# [Given problem]
The required output is a single number: how many lines of the material contain the string "text".
--- BEGIN Materials provided ---
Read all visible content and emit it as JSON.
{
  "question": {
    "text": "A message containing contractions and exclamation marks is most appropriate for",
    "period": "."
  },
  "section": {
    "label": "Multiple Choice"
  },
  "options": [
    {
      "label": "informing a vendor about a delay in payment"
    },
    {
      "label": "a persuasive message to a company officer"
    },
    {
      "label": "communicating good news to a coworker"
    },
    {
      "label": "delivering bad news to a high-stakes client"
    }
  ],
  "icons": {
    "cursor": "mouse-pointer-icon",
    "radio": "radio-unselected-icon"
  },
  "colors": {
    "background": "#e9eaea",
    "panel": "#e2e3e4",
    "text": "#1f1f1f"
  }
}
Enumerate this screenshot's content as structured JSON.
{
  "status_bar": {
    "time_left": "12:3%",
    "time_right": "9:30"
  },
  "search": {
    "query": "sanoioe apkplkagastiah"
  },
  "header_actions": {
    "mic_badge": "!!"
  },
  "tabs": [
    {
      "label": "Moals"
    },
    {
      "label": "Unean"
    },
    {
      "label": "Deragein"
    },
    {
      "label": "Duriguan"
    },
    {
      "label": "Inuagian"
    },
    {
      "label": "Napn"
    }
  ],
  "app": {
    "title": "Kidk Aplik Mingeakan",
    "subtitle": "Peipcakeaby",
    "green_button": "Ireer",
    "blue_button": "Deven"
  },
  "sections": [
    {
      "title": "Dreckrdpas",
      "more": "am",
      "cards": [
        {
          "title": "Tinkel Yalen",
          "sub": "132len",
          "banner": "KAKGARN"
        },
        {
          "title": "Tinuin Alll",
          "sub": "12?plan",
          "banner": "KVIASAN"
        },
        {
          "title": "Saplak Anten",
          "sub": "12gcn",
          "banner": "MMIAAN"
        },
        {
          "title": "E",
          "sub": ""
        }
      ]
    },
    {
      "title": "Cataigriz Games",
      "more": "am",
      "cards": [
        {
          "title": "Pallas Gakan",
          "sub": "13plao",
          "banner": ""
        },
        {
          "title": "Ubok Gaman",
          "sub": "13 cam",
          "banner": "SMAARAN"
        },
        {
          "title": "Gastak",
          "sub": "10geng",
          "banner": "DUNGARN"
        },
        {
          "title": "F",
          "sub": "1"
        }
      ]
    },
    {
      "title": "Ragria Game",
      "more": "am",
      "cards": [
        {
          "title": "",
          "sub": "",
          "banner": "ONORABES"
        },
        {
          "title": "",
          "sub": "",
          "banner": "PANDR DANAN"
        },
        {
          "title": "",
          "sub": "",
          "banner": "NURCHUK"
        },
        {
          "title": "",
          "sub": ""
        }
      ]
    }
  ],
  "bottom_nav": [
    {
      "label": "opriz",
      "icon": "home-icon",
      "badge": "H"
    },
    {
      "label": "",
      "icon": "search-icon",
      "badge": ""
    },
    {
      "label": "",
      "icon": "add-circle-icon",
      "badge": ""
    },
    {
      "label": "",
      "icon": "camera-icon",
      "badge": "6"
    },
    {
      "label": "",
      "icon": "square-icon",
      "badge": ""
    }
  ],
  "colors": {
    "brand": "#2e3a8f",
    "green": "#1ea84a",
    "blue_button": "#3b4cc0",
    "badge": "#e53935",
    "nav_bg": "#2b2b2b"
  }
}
--- END Materials provided ---
# [Task result]
2